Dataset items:
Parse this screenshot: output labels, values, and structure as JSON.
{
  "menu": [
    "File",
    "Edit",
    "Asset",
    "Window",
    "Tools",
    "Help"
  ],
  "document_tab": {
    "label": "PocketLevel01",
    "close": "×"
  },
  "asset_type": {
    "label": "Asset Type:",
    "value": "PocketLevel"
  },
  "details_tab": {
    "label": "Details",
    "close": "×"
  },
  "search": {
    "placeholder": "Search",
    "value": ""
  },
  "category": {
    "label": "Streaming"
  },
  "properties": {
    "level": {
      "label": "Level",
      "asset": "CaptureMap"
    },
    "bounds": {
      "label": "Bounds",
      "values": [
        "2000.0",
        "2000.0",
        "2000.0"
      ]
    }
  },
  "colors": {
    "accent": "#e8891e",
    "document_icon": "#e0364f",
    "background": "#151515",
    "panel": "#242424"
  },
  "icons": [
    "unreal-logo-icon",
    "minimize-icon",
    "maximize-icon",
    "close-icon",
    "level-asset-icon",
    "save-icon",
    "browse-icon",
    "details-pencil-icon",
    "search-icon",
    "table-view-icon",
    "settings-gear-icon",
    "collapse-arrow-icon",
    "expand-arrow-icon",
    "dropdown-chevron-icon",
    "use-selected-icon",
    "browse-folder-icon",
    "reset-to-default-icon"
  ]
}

...

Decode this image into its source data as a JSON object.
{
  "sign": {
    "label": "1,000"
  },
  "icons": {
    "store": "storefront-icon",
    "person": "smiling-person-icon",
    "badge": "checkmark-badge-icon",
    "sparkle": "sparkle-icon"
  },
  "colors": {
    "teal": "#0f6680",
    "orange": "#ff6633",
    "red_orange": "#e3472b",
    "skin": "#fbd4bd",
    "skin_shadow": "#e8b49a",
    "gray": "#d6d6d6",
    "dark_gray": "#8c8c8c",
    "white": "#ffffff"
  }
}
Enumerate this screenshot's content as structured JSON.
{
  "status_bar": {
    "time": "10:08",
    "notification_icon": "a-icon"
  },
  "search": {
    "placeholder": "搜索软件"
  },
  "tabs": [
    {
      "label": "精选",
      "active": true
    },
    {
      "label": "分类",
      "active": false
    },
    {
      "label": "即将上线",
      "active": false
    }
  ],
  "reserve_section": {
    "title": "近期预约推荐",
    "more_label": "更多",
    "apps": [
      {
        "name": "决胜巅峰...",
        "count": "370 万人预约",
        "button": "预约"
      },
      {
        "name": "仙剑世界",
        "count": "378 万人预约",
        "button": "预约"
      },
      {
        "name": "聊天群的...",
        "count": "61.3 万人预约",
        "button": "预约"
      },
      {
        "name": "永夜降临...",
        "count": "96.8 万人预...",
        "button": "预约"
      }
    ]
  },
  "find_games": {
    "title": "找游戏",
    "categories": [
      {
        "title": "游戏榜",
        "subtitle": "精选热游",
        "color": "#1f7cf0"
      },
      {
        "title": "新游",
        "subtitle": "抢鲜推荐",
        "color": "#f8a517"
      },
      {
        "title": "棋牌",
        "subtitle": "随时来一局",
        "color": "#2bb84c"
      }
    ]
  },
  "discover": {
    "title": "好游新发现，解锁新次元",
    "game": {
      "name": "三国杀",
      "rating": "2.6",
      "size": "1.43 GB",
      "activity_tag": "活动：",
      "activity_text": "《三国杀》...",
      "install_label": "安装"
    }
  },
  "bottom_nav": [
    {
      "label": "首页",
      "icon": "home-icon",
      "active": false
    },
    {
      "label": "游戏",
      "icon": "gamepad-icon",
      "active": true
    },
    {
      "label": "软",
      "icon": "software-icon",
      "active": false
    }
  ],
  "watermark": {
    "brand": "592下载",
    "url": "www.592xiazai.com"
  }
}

==

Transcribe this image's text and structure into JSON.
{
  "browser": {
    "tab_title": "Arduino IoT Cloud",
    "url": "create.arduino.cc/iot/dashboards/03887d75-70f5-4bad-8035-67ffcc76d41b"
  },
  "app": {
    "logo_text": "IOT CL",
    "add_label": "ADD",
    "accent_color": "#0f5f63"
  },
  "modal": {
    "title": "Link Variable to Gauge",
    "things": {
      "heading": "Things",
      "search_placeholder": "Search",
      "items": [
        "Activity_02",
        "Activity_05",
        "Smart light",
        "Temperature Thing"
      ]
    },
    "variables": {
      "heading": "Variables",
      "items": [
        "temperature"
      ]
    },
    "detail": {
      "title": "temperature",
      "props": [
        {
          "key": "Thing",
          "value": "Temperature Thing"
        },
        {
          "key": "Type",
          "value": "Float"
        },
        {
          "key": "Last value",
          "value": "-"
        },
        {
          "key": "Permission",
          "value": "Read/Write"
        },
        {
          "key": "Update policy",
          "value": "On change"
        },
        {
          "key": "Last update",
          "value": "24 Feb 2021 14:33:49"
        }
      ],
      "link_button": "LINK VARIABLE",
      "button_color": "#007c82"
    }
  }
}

EXERCISE BRIEF :: Identify the lines in the entries above that contain "values", then copy them out.

RESULT OF THIS EXERCISE ::
Parse this screenshot: output labels, values, and structure as JSON.
      "values": [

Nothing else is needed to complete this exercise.